» What is asked:
Output each entry that follows exactly. Images stay out.

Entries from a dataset
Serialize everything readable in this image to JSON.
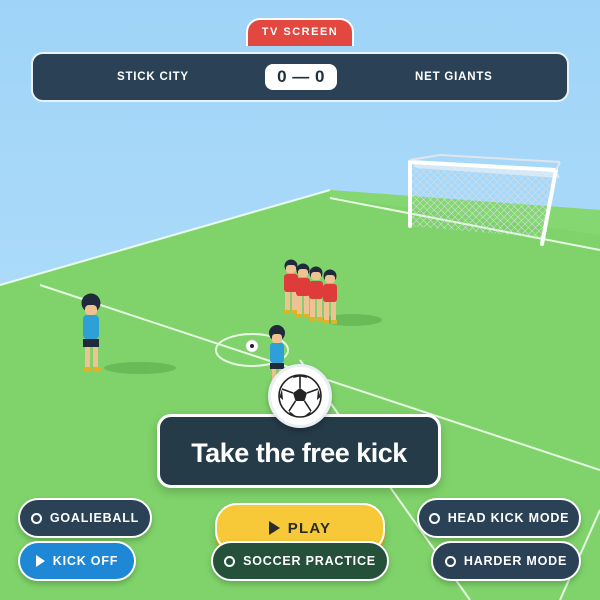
{
  "header": {
    "tab_label": "TV SCREEN",
    "home_team": "STICK CITY",
    "away_team": "NET GIANTS",
    "score": "0 — 0"
  },
  "prompt": {
    "ball_icon": "soccer-ball-icon",
    "text": "Take the free kick"
  },
  "buttons": {
    "goalieball": "GOALIEBALL",
    "kick_off": "KICK OFF",
    "play": "PLAY",
    "soccer_practice": "SOCCER PRACTICE",
    "head_kick_mode": "HEAD KICK MODE",
    "harder_mode": "HARDER MODE"
  },
  "colors": {
    "sky": "#9fd3f7",
    "pitch": "#7fd36a",
    "panel": "#2b4256",
    "accent_red": "#e2483f",
    "play_yellow": "#f7c938",
    "kick_off_blue": "#1e88d6",
    "practice_green": "#25513a",
    "home_kit": "#e03b3b",
    "away_kit": "#2f9fd8"
  }
}
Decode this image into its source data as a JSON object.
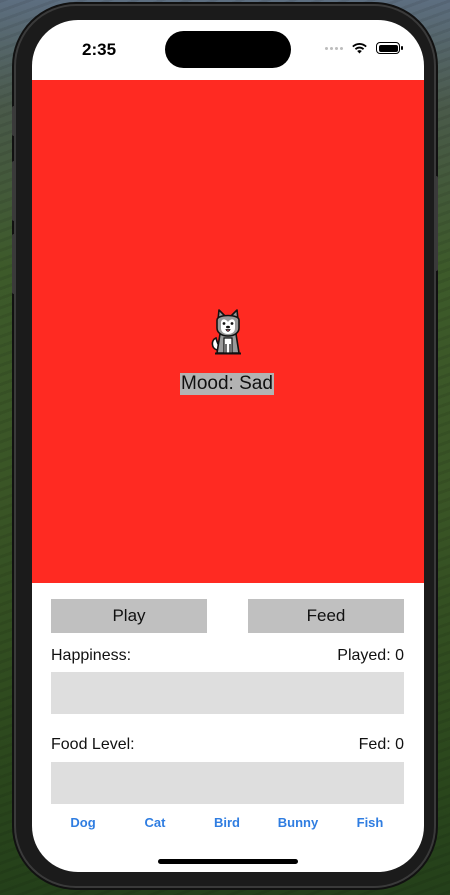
{
  "status_bar": {
    "time": "2:35"
  },
  "pet": {
    "background_color": "#ff2a22",
    "icon": "husky-dog-icon",
    "mood_label": "Mood: Sad"
  },
  "actions": {
    "play_label": "Play",
    "feed_label": "Feed"
  },
  "stats": {
    "happiness_label": "Happiness:",
    "played_label": "Played: 0",
    "happiness_level": 0,
    "food_label": "Food Level:",
    "fed_label": "Fed: 0",
    "food_level": 0
  },
  "tabs": [
    {
      "label": "Dog"
    },
    {
      "label": "Cat"
    },
    {
      "label": "Bird"
    },
    {
      "label": "Bunny"
    },
    {
      "label": "Fish"
    }
  ],
  "colors": {
    "accent": "#2f7de1",
    "button": "#c0c0c0",
    "bar_track": "#dedede"
  }
}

» Reply:
Serialize everything readable in this image to JSON.
{
  "header": {
    "tab_label": "TV SCREEN",
    "home_team": "STICK CITY",
    "away_team": "NET GIANTS",
    "score": "0 — 0"
  },
  "prompt": {
    "ball_icon": "soccer-ball-icon",
    "text": "Take the free kick"
  },
  "buttons": {
    "goalieball": "GOALIEBALL",
    "kick_off": "KICK OFF",
    "play": "PLAY",
    "soccer_practice": "SOCCER PRACTICE",
    "head_kick_mode": "HEAD KICK MODE",
    "harder_mode": "HARDER MODE"
  },
  "colors": {
    "sky": "#9fd3f7",
    "pitch": "#7fd36a",
    "panel": "#2b4256",
    "accent_red": "#e2483f",
    "play_yellow": "#f7c938",
    "kick_off_blue": "#1e88d6",
    "practice_green": "#25513a",
    "home_kit": "#e03b3b",
    "away_kit": "#2f9fd8"
  }
}
Decode this image into its source data as a JSON object.
{
  "status_bar": {
    "time": "2:35"
  },
  "pet": {
    "background_color": "#ff2a22",
    "icon": "husky-dog-icon",
    "mood_label": "Mood: Sad"
  },
  "actions": {
    "play_label": "Play",
    "feed_label": "Feed"
  },
  "stats": {
    "happiness_label": "Happiness:",
    "played_label": "Played: 0",
    "happiness_level": 0,
    "food_label": "Food Level:",
    "fed_label": "Fed: 0",
    "food_level": 0
  },
  "tabs": [
    {
      "label": "Dog"
    },
    {
      "label": "Cat"
    },
    {
      "label": "Bird"
    },
    {
      "label": "Bunny"
    },
    {
      "label": "Fish"
    }
  ],
  "colors": {
    "accent": "#2f7de1",
    "button": "#c0c0c0",
    "bar_track": "#dedede"
  }
}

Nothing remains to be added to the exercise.